— Start —

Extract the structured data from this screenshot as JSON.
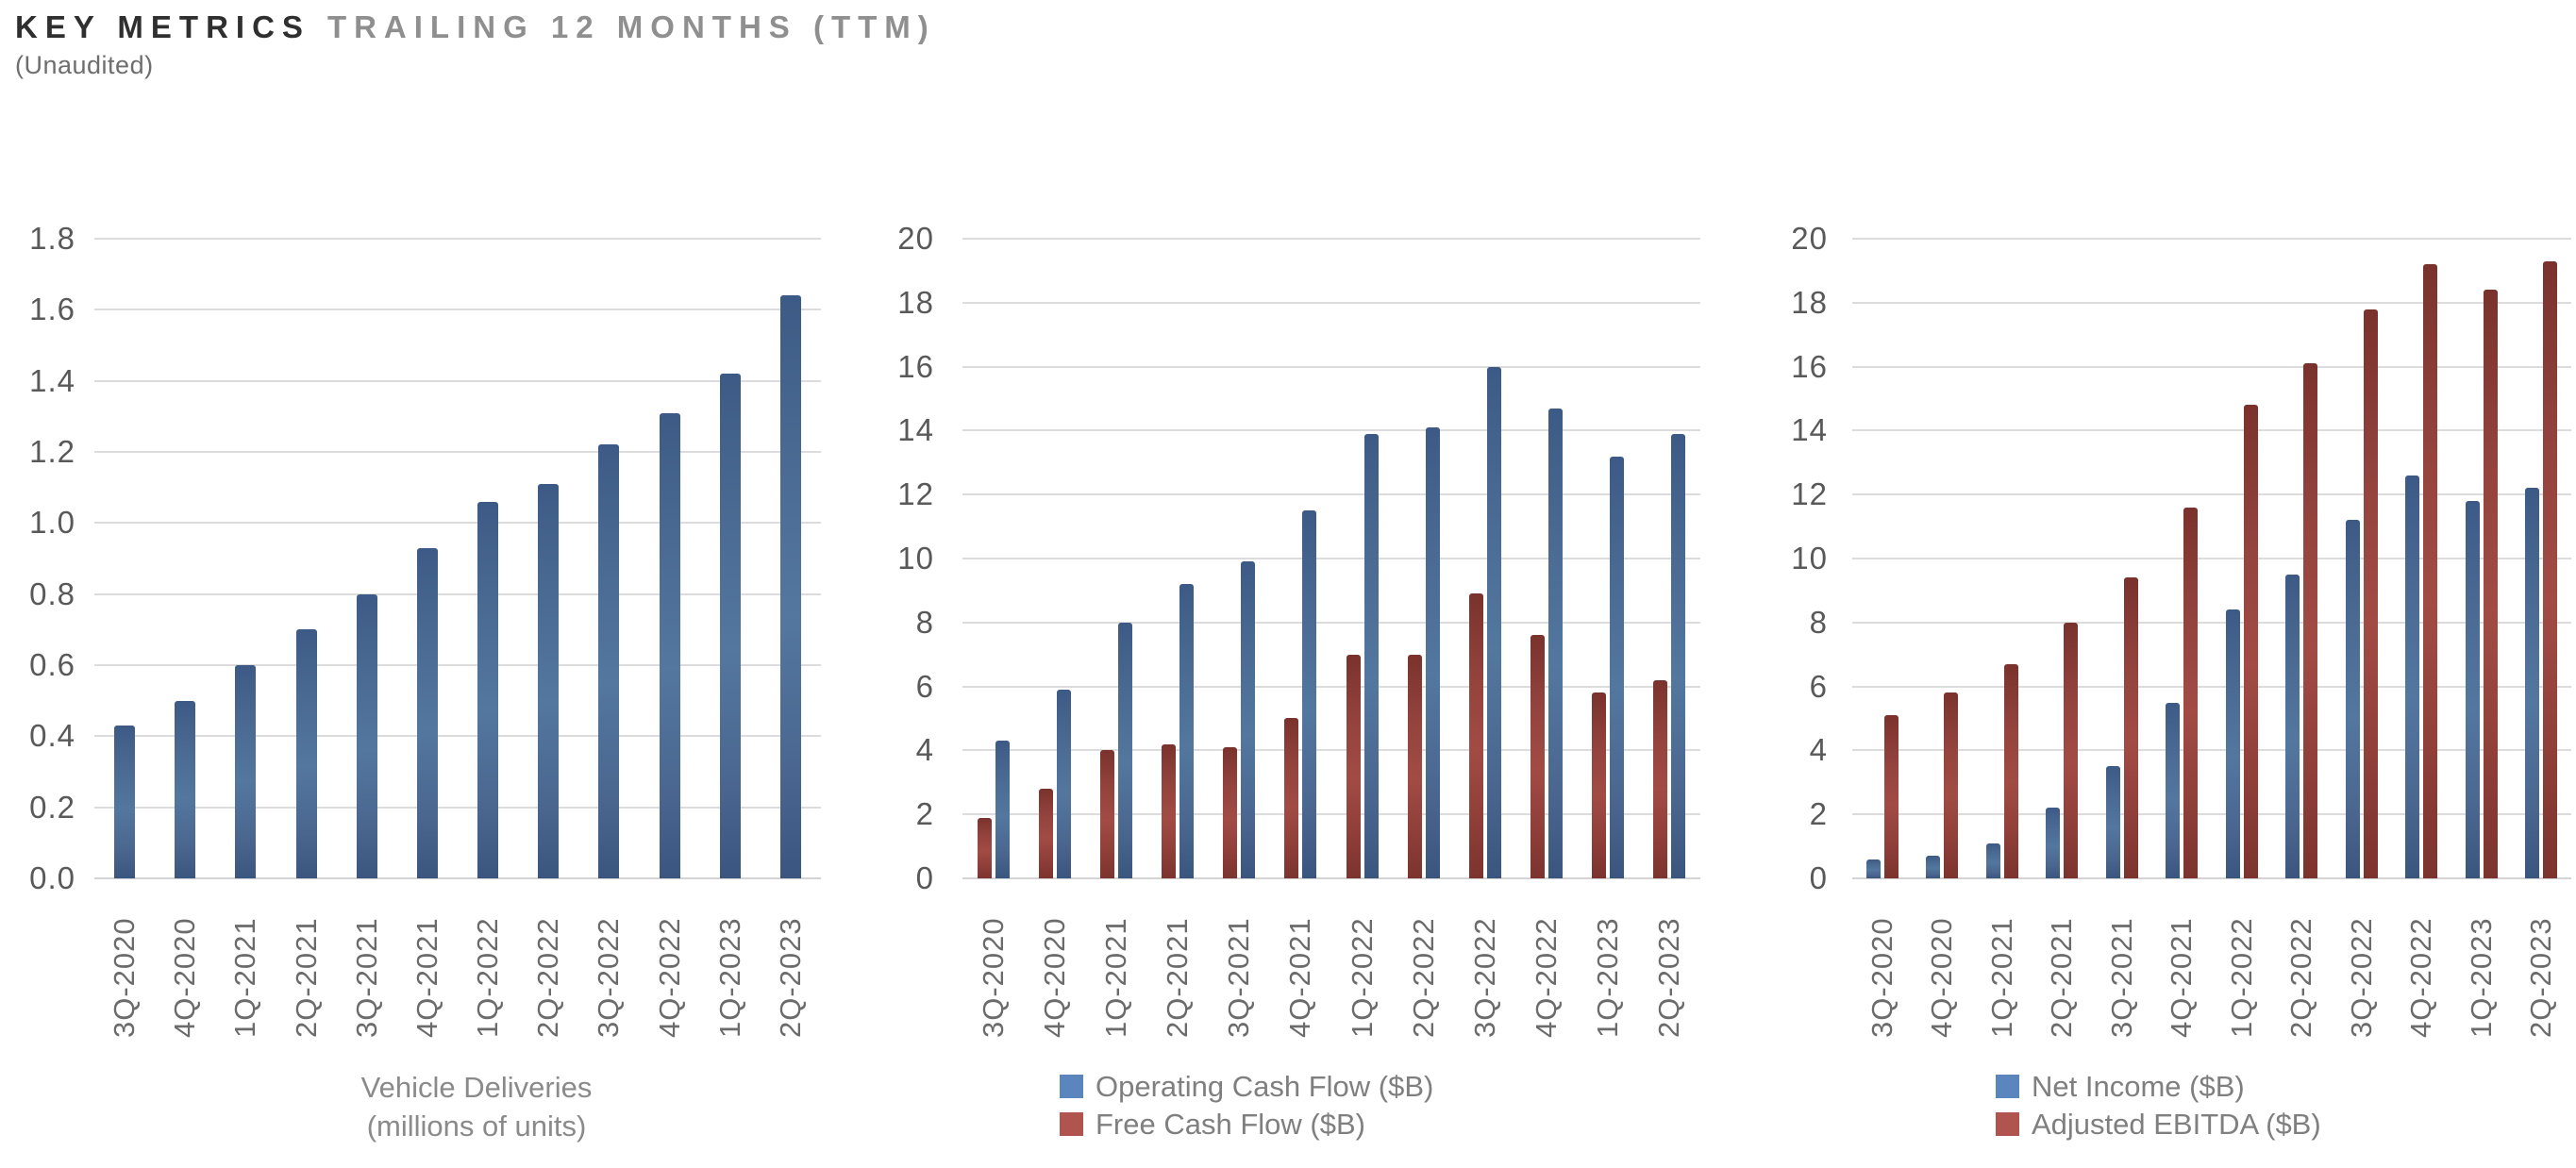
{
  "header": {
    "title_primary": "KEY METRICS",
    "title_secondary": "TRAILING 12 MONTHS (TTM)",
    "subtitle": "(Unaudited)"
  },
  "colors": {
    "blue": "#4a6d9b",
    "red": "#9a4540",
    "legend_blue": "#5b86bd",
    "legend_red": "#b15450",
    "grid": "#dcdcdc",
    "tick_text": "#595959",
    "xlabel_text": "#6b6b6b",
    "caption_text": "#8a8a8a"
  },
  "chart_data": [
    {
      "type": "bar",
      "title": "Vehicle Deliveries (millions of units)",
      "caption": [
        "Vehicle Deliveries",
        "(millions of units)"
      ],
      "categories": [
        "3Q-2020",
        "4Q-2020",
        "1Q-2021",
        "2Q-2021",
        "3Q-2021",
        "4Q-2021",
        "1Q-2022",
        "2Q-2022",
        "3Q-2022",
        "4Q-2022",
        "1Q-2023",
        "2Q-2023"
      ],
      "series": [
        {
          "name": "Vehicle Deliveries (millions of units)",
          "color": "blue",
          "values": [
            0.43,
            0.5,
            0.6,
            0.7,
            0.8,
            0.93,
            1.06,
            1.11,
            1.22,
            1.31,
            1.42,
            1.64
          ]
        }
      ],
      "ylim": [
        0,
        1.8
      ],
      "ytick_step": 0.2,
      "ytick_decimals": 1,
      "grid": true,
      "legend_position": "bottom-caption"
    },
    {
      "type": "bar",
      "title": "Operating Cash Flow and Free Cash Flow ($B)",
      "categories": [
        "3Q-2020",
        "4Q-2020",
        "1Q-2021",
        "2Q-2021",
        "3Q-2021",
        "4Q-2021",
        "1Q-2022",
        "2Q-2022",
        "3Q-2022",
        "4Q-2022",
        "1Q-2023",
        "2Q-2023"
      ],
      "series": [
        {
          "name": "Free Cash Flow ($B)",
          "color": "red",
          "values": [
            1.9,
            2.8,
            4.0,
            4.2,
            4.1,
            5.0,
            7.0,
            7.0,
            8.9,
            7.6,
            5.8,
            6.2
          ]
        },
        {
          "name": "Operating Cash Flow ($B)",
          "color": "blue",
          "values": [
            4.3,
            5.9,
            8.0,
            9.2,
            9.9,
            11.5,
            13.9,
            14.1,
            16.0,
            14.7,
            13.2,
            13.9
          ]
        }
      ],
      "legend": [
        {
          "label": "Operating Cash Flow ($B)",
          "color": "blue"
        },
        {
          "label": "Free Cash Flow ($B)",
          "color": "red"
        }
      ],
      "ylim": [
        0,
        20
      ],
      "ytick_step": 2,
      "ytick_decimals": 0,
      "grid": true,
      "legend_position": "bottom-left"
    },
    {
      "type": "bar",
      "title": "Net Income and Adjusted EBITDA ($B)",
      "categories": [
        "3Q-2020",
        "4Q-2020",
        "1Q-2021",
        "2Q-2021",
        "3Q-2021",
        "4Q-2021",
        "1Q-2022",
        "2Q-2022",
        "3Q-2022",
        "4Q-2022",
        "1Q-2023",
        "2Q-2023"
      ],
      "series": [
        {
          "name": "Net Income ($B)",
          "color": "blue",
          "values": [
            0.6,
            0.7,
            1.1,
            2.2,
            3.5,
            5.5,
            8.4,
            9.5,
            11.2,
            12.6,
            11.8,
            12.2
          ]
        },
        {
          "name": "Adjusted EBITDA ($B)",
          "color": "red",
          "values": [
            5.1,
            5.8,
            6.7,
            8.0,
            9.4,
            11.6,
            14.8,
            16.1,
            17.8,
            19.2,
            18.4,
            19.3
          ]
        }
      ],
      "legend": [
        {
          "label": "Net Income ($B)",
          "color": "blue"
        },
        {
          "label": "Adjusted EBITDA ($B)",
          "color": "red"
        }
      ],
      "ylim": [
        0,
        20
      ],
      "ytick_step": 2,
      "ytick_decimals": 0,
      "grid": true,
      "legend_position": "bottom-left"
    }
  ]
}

— End —

Given instruction:
Print all of the records shown above exactly, leaving out each picture.

Task answer:
Extract the structured data from this screenshot as JSON.
{
  "header": {
    "title_primary": "KEY METRICS",
    "title_secondary": "TRAILING 12 MONTHS (TTM)",
    "subtitle": "(Unaudited)"
  },
  "colors": {
    "blue": "#4a6d9b",
    "red": "#9a4540",
    "legend_blue": "#5b86bd",
    "legend_red": "#b15450",
    "grid": "#dcdcdc",
    "tick_text": "#595959",
    "xlabel_text": "#6b6b6b",
    "caption_text": "#8a8a8a"
  },
  "chart_data": [
    {
      "type": "bar",
      "title": "Vehicle Deliveries (millions of units)",
      "caption": [
        "Vehicle Deliveries",
        "(millions of units)"
      ],
      "categories": [
        "3Q-2020",
        "4Q-2020",
        "1Q-2021",
        "2Q-2021",
        "3Q-2021",
        "4Q-2021",
        "1Q-2022",
        "2Q-2022",
        "3Q-2022",
        "4Q-2022",
        "1Q-2023",
        "2Q-2023"
      ],
      "series": [
        {
          "name": "Vehicle Deliveries (millions of units)",
          "color": "blue",
          "values": [
            0.43,
            0.5,
            0.6,
            0.7,
            0.8,
            0.93,
            1.06,
            1.11,
            1.22,
            1.31,
            1.42,
            1.64
          ]
        }
      ],
      "ylim": [
        0,
        1.8
      ],
      "ytick_step": 0.2,
      "ytick_decimals": 1,
      "grid": true,
      "legend_position": "bottom-caption"
    },
    {
      "type": "bar",
      "title": "Operating Cash Flow and Free Cash Flow ($B)",
      "categories": [
        "3Q-2020",
        "4Q-2020",
        "1Q-2021",
        "2Q-2021",
        "3Q-2021",
        "4Q-2021",
        "1Q-2022",
        "2Q-2022",
        "3Q-2022",
        "4Q-2022",
        "1Q-2023",
        "2Q-2023"
      ],
      "series": [
        {
          "name": "Free Cash Flow ($B)",
          "color": "red",
          "values": [
            1.9,
            2.8,
            4.0,
            4.2,
            4.1,
            5.0,
            7.0,
            7.0,
            8.9,
            7.6,
            5.8,
            6.2
          ]
        },
        {
          "name": "Operating Cash Flow ($B)",
          "color": "blue",
          "values": [
            4.3,
            5.9,
            8.0,
            9.2,
            9.9,
            11.5,
            13.9,
            14.1,
            16.0,
            14.7,
            13.2,
            13.9
          ]
        }
      ],
      "legend": [
        {
          "label": "Operating Cash Flow ($B)",
          "color": "blue"
        },
        {
          "label": "Free Cash Flow ($B)",
          "color": "red"
        }
      ],
      "ylim": [
        0,
        20
      ],
      "ytick_step": 2,
      "ytick_decimals": 0,
      "grid": true,
      "legend_position": "bottom-left"
    },
    {
      "type": "bar",
      "title": "Net Income and Adjusted EBITDA ($B)",
      "categories": [
        "3Q-2020",
        "4Q-2020",
        "1Q-2021",
        "2Q-2021",
        "3Q-2021",
        "4Q-2021",
        "1Q-2022",
        "2Q-2022",
        "3Q-2022",
        "4Q-2022",
        "1Q-2023",
        "2Q-2023"
      ],
      "series": [
        {
          "name": "Net Income ($B)",
          "color": "blue",
          "values": [
            0.6,
            0.7,
            1.1,
            2.2,
            3.5,
            5.5,
            8.4,
            9.5,
            11.2,
            12.6,
            11.8,
            12.2
          ]
        },
        {
          "name": "Adjusted EBITDA ($B)",
          "color": "red",
          "values": [
            5.1,
            5.8,
            6.7,
            8.0,
            9.4,
            11.6,
            14.8,
            16.1,
            17.8,
            19.2,
            18.4,
            19.3
          ]
        }
      ],
      "legend": [
        {
          "label": "Net Income ($B)",
          "color": "blue"
        },
        {
          "label": "Adjusted EBITDA ($B)",
          "color": "red"
        }
      ],
      "ylim": [
        0,
        20
      ],
      "ytick_step": 2,
      "ytick_decimals": 0,
      "grid": true,
      "legend_position": "bottom-left"
    }
  ]
}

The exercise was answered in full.